§ **Task directions**:
Please write out the records below word for word, starting with the first line and going on through the line with "cell-community-name: 远洋天著春秋 [61,215,230,258]".

§ **Provided data**:
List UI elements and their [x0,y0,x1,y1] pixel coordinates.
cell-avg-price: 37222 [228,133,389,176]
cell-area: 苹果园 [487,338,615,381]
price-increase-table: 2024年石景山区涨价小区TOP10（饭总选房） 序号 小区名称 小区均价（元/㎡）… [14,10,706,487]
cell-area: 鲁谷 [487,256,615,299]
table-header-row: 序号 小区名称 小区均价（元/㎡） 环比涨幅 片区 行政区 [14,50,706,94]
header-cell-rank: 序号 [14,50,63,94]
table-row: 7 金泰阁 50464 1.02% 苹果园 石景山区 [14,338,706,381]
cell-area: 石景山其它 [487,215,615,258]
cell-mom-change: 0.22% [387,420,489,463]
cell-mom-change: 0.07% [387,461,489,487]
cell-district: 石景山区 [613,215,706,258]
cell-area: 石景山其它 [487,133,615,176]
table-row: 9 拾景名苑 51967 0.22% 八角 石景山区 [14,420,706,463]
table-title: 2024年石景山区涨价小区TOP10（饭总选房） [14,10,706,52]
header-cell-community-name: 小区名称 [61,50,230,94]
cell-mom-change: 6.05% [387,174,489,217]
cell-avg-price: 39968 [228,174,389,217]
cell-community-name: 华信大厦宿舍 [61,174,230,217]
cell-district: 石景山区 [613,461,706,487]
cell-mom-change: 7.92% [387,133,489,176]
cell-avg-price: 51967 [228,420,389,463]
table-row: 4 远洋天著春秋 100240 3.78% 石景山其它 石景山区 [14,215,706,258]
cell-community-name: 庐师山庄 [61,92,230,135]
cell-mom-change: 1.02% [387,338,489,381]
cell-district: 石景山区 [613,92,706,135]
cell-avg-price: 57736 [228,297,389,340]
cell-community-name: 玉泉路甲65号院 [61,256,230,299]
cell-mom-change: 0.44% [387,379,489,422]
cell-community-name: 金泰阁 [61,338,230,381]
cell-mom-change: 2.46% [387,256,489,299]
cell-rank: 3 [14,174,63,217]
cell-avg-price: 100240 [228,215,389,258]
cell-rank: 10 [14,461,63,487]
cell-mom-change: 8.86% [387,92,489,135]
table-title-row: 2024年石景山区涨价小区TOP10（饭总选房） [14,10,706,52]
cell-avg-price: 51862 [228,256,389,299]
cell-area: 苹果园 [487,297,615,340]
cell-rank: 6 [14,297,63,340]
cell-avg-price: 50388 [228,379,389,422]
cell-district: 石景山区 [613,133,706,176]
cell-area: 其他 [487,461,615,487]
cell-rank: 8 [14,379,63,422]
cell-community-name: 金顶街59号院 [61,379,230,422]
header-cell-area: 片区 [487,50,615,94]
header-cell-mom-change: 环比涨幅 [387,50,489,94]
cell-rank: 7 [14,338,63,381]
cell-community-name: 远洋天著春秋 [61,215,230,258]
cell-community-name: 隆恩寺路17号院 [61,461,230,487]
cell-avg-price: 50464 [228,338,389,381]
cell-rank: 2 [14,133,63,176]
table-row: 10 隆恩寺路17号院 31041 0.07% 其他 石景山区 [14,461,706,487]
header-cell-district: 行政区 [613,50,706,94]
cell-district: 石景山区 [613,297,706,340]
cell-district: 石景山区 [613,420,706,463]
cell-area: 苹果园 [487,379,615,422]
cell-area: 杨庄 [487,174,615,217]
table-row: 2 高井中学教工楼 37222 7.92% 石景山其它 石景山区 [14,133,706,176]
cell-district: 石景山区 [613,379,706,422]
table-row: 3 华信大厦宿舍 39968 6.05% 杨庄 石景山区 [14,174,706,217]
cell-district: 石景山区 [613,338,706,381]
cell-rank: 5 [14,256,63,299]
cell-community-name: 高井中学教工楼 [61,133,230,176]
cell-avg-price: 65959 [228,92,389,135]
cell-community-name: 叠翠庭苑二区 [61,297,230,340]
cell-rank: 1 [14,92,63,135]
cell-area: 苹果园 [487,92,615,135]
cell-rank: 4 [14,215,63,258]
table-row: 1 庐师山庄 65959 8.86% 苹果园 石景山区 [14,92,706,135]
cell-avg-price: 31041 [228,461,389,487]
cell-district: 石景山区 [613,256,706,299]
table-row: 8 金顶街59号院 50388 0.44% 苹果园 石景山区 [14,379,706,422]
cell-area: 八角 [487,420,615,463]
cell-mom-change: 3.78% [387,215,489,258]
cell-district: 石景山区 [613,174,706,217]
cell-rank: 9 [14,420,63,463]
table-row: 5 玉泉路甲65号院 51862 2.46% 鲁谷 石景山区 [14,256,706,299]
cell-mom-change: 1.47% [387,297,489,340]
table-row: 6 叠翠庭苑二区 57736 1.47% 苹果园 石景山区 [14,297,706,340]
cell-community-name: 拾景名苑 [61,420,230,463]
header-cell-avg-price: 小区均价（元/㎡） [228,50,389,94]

§ **The answer**:
List UI elements and their [x0,y0,x1,y1] pixel coordinates.
cell-avg-price: 37222 [228,133,389,176]
cell-area: 苹果园 [487,338,615,381]
price-increase-table: 2024年石景山区涨价小区TOP10（饭总选房） 序号 小区名称 小区均价（元/㎡）… [14,10,706,487]
cell-area: 鲁谷 [487,256,615,299]
table-header-row: 序号 小区名称 小区均价（元/㎡） 环比涨幅 片区 行政区 [14,50,706,94]
header-cell-rank: 序号 [14,50,63,94]
table-row: 7 金泰阁 50464 1.02% 苹果园 石景山区 [14,338,706,381]
cell-area: 石景山其它 [487,215,615,258]
cell-mom-change: 0.22% [387,420,489,463]
cell-mom-change: 0.07% [387,461,489,487]
cell-district: 石景山区 [613,215,706,258]
cell-area: 石景山其它 [487,133,615,176]
table-row: 9 拾景名苑 51967 0.22% 八角 石景山区 [14,420,706,463]
table-title: 2024年石景山区涨价小区TOP10（饭总选房） [14,10,706,52]
header-cell-community-name: 小区名称 [61,50,230,94]
cell-mom-change: 6.05% [387,174,489,217]
cell-avg-price: 39968 [228,174,389,217]
cell-community-name: 华信大厦宿舍 [61,174,230,217]
cell-district: 石景山区 [613,461,706,487]
cell-mom-change: 7.92% [387,133,489,176]
cell-avg-price: 51967 [228,420,389,463]
table-row: 4 远洋天著春秋 100240 3.78% 石景山其它 石景山区 [14,215,706,258]
cell-community-name: 庐师山庄 [61,92,230,135]
cell-mom-change: 1.02% [387,338,489,381]
cell-district: 石景山区 [613,92,706,135]
cell-avg-price: 57736 [228,297,389,340]
cell-community-name: 玉泉路甲65号院 [61,256,230,299]
cell-mom-change: 0.44% [387,379,489,422]
cell-community-name: 金泰阁 [61,338,230,381]
cell-mom-change: 2.46% [387,256,489,299]
cell-rank: 3 [14,174,63,217]
cell-avg-price: 100240 [228,215,389,258]
cell-rank: 10 [14,461,63,487]
cell-mom-change: 8.86% [387,92,489,135]
table-title-row: 2024年石景山区涨价小区TOP10（饭总选房） [14,10,706,52]
cell-avg-price: 51862 [228,256,389,299]
cell-area: 苹果园 [487,297,615,340]
cell-rank: 6 [14,297,63,340]
cell-avg-price: 50388 [228,379,389,422]
cell-district: 石景山区 [613,133,706,176]
cell-area: 其他 [487,461,615,487]
cell-rank: 8 [14,379,63,422]
cell-community-name: 金顶街59号院 [61,379,230,422]
header-cell-area: 片区 [487,50,615,94]
header-cell-mom-change: 环比涨幅 [387,50,489,94]
cell-rank: 7 [14,338,63,381]
cell-community-name: 远洋天著春秋 [61,215,230,258]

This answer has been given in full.